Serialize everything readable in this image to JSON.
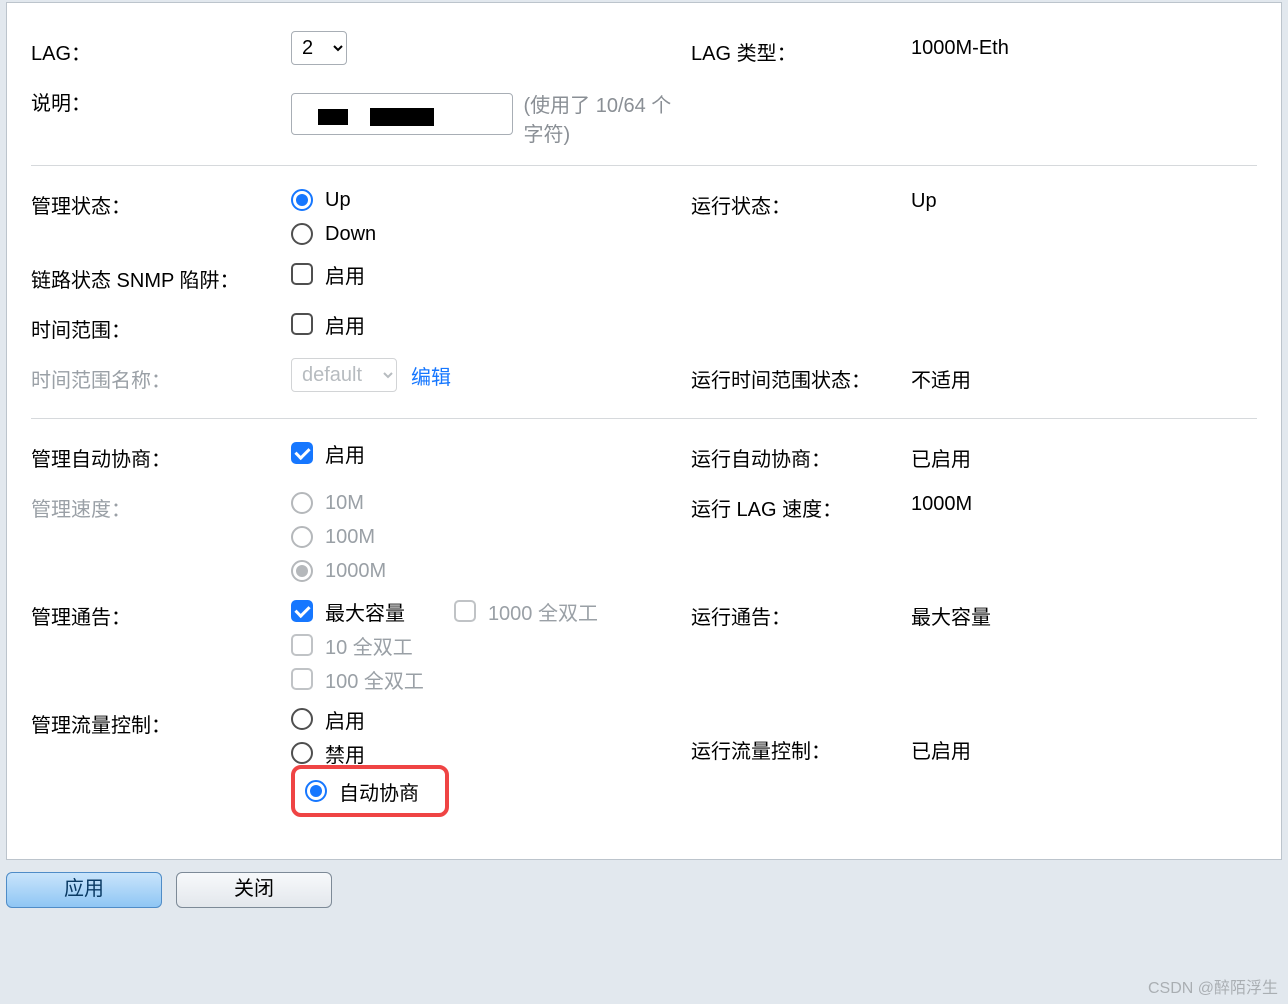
{
  "section1": {
    "lag_label": "LAG：",
    "lag_value": "2",
    "lag_type_label": "LAG 类型：",
    "lag_type_value": "1000M-Eth",
    "desc_label": "说明：",
    "desc_value": "",
    "desc_hint": "(使用了 10/64 个字符)"
  },
  "section2": {
    "admin_state_label": "管理状态：",
    "admin_state_up": "Up",
    "admin_state_down": "Down",
    "oper_state_label": "运行状态：",
    "oper_state_value": "Up",
    "snmp_trap_label": "链路状态 SNMP 陷阱：",
    "snmp_trap_opt": "启用",
    "time_range_label": "时间范围：",
    "time_range_opt": "启用",
    "time_range_name_label": "时间范围名称：",
    "time_range_name_value": "default",
    "time_range_edit": "编辑",
    "oper_time_range_label": "运行时间范围状态：",
    "oper_time_range_value": "不适用"
  },
  "section3": {
    "auto_neg_label": "管理自动协商：",
    "auto_neg_opt": "启用",
    "oper_auto_neg_label": "运行自动协商：",
    "oper_auto_neg_value": "已启用",
    "admin_speed_label": "管理速度：",
    "speed_10": "10M",
    "speed_100": "100M",
    "speed_1000": "1000M",
    "oper_speed_label": "运行 LAG 速度：",
    "oper_speed_value": "1000M",
    "admin_adv_label": "管理通告：",
    "adv_max": "最大容量",
    "adv_10fd": "10 全双工",
    "adv_100fd": "100 全双工",
    "adv_1000fd": "1000 全双工",
    "oper_adv_label": "运行通告：",
    "oper_adv_value": "最大容量",
    "flow_ctrl_label": "管理流量控制：",
    "flow_enable": "启用",
    "flow_disable": "禁用",
    "flow_auto": "自动协商",
    "oper_flow_label": "运行流量控制：",
    "oper_flow_value": "已启用"
  },
  "buttons": {
    "apply": "应用",
    "close": "关闭"
  },
  "watermark": "CSDN @醉陌浮生"
}
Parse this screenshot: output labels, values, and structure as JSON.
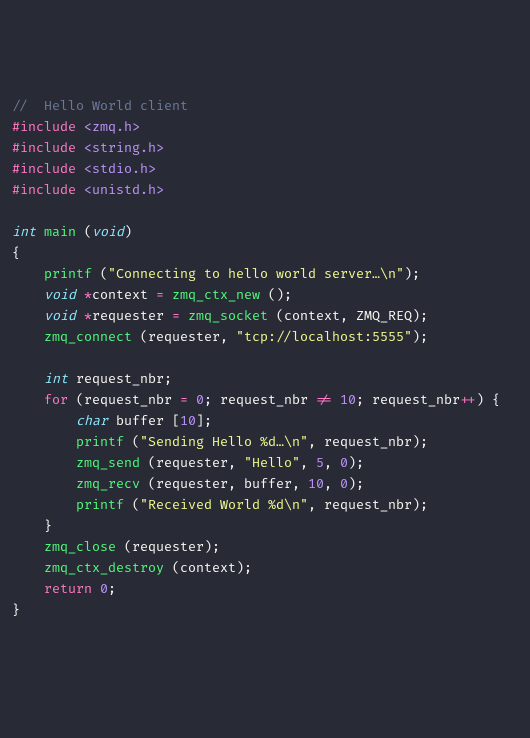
{
  "code": {
    "comment": "//  Hello World client",
    "inc1_kw": "#include",
    "inc1_h": "<zmq.h>",
    "inc2_kw": "#include",
    "inc2_h": "<string.h>",
    "inc3_kw": "#include",
    "inc3_h": "<stdio.h>",
    "inc4_kw": "#include",
    "inc4_h": "<unistd.h>",
    "ret_t": "int",
    "main": "main",
    "void_p": "void",
    "obrace": "{",
    "cbrace": "}",
    "printf": "printf",
    "str_connect": "\"Connecting to hello world server…\\n\"",
    "void_kw": "void",
    "ctx": "context",
    "eq": "=",
    "zmq_ctx_new": "zmq_ctx_new",
    "req": "requester",
    "zmq_socket": "zmq_socket",
    "zmq_req": "ZMQ_REQ",
    "zmq_connect": "zmq_connect",
    "str_tcp": "\"tcp://localhost:5555\"",
    "int_kw": "int",
    "rnbr": "request_nbr",
    "for": "for",
    "zero": "0",
    "ne": "!=",
    "ten": "10",
    "pp": "++",
    "char_kw": "char",
    "buf": "buffer",
    "bsz": "10",
    "str_send": "\"Sending Hello %d…\\n\"",
    "zmq_send": "zmq_send",
    "str_hello": "\"Hello\"",
    "five": "5",
    "zmq_recv": "zmq_recv",
    "str_recv": "\"Received World %d\\n\"",
    "zmq_close": "zmq_close",
    "zmq_ctx_destroy": "zmq_ctx_destroy",
    "return": "return"
  }
}
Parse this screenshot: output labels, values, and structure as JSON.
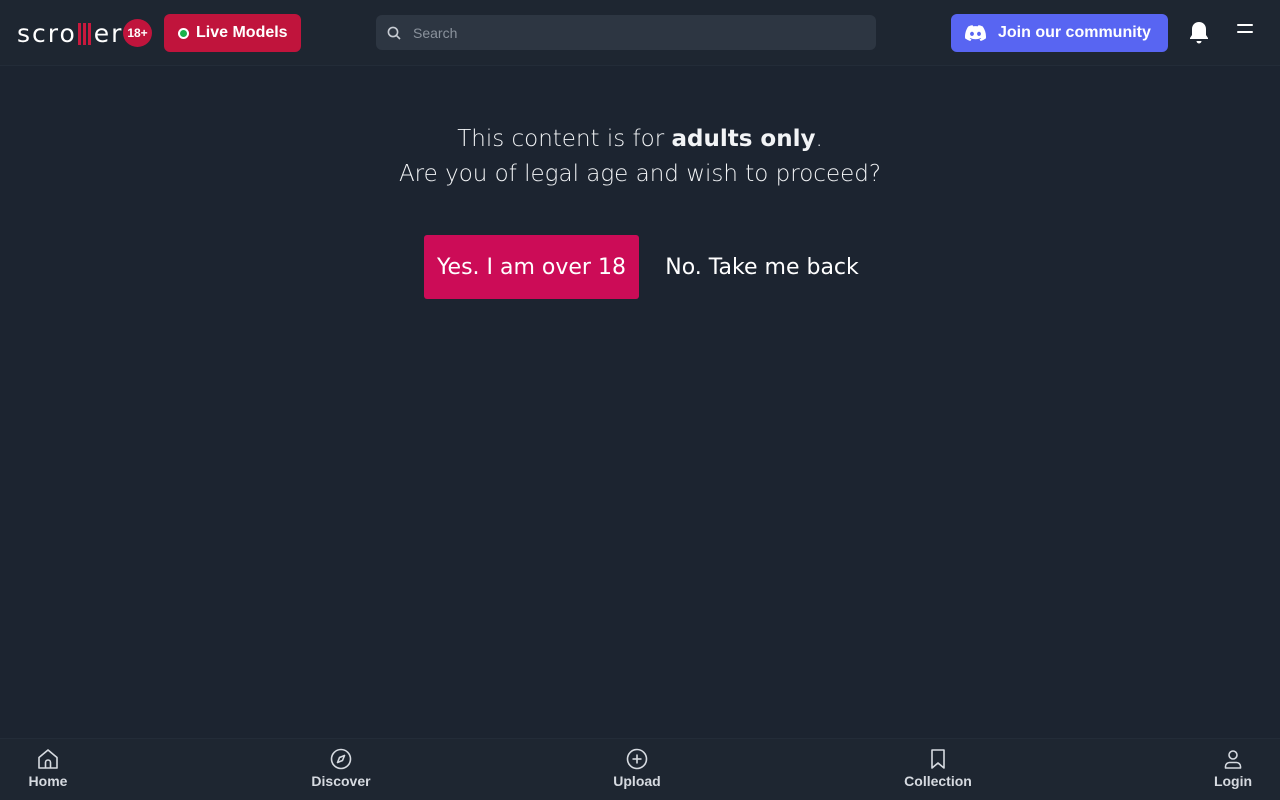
{
  "header": {
    "logo_left": "scro",
    "logo_right": "er",
    "age_badge": "18+",
    "live_models_label": "Live Models",
    "search_placeholder": "Search",
    "community_label": "Join our community"
  },
  "gate": {
    "line1_prefix": "This content is for ",
    "line1_bold": "adults only",
    "line1_suffix": ".",
    "line2": "Are you of legal age and wish to proceed?",
    "yes_label": "Yes. I am over 18",
    "no_label": "No. Take me back"
  },
  "bottom_nav": {
    "items": [
      {
        "label": "Home",
        "icon": "home-icon"
      },
      {
        "label": "Discover",
        "icon": "compass-icon"
      },
      {
        "label": "Upload",
        "icon": "plus-circle-icon"
      },
      {
        "label": "Collection",
        "icon": "bookmark-icon"
      },
      {
        "label": "Login",
        "icon": "user-icon"
      }
    ]
  },
  "colors": {
    "background": "#1c2430",
    "brand_red": "#c0143c",
    "accept_button": "#cc0c57",
    "discord": "#5865f2"
  }
}
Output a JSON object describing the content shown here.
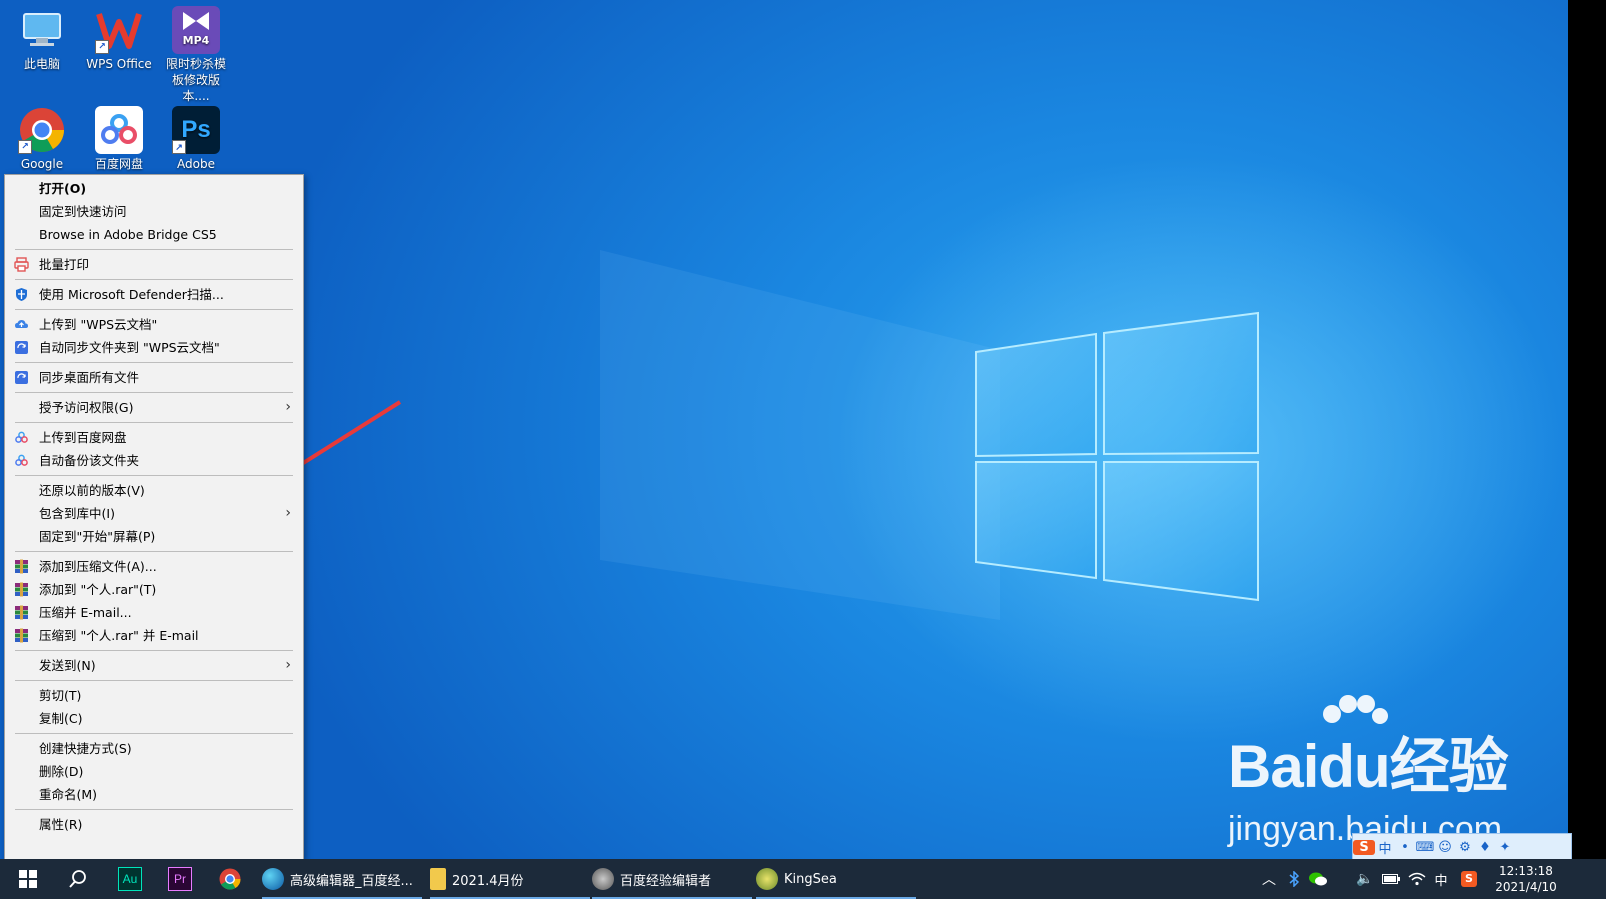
{
  "desktop_icons": [
    {
      "label": "此电脑",
      "icon": "computer-icon"
    },
    {
      "label": "WPS Office",
      "icon": "wps-icon"
    },
    {
      "label": "限时秒杀模板修改版本....",
      "icon": "mp4-file-icon",
      "badge": "MP4"
    },
    {
      "label": "Google",
      "icon": "chrome-icon"
    },
    {
      "label": "百度网盘",
      "icon": "baidu-netdisk-icon"
    },
    {
      "label": "Adobe",
      "icon": "photoshop-icon",
      "badge": "Ps"
    }
  ],
  "context_menu": {
    "items": [
      {
        "label": "打开(O)",
        "bold": true
      },
      {
        "label": "固定到快速访问"
      },
      {
        "label": "Browse in Adobe Bridge CS5"
      },
      {
        "label": "批量打印",
        "icon": "printer-icon"
      },
      {
        "label": "使用 Microsoft Defender扫描...",
        "icon": "defender-shield-icon"
      },
      {
        "label": "上传到 \"WPS云文档\"",
        "icon": "wps-cloud-icon"
      },
      {
        "label": "自动同步文件夹到 \"WPS云文档\"",
        "icon": "wps-sync-icon"
      },
      {
        "label": "同步桌面所有文件",
        "icon": "wps-sync-icon"
      },
      {
        "label": "授予访问权限(G)",
        "submenu": true
      },
      {
        "label": "上传到百度网盘",
        "icon": "baidu-netdisk-icon"
      },
      {
        "label": "自动备份该文件夹",
        "icon": "baidu-netdisk-icon"
      },
      {
        "label": "还原以前的版本(V)"
      },
      {
        "label": "包含到库中(I)",
        "submenu": true
      },
      {
        "label": "固定到\"开始\"屏幕(P)"
      },
      {
        "label": "添加到压缩文件(A)...",
        "icon": "winrar-icon"
      },
      {
        "label": "添加到 \"个人.rar\"(T)",
        "icon": "winrar-icon"
      },
      {
        "label": "压缩并 E-mail...",
        "icon": "winrar-icon"
      },
      {
        "label": "压缩到 \"个人.rar\" 并 E-mail",
        "icon": "winrar-icon"
      },
      {
        "label": "发送到(N)",
        "submenu": true
      },
      {
        "label": "剪切(T)"
      },
      {
        "label": "复制(C)"
      },
      {
        "label": "创建快捷方式(S)"
      },
      {
        "label": "删除(D)"
      },
      {
        "label": "重命名(M)"
      },
      {
        "label": "属性(R)"
      }
    ],
    "submenu_glyph": "›"
  },
  "taskbar": {
    "apps": [
      {
        "label": "高级编辑器_百度经...",
        "icon": "edge-icon"
      },
      {
        "label": "2021.4月份",
        "icon": "folder-icon"
      },
      {
        "label": "百度经验编辑者",
        "icon": "editor-app-icon"
      },
      {
        "label": "KingSea",
        "icon": "kingsea-icon"
      }
    ],
    "pinned": [
      {
        "icon": "audition-icon",
        "badge": "Au"
      },
      {
        "icon": "premiere-icon",
        "badge": "Pr"
      },
      {
        "icon": "chrome-icon"
      }
    ],
    "tray": {
      "ime": "中",
      "time": "12:13:18",
      "date": "2021/4/10"
    }
  },
  "watermark": {
    "brand_left": "Bai",
    "brand_mid": "du",
    "brand_right": "经验",
    "url": "jingyan.baidu.com"
  },
  "ime_toolbar": {
    "lang": "中",
    "punct": "◦",
    "items": [
      "中",
      "•",
      "⌨",
      "☺",
      "⚙",
      "♦",
      "✦"
    ]
  },
  "colors": {
    "desktop_blue": "#1a86e0",
    "arrow_red": "#e83a3a",
    "menu_bg": "#f2f2f2",
    "taskbar_bg": "#1c2a3a"
  }
}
· · · · · · ·
# YOUR OBJECTIVE
Find and count the lines of the data that include the string "WPS云文档", and report that figure by itself.

# FINAL ANSWER
2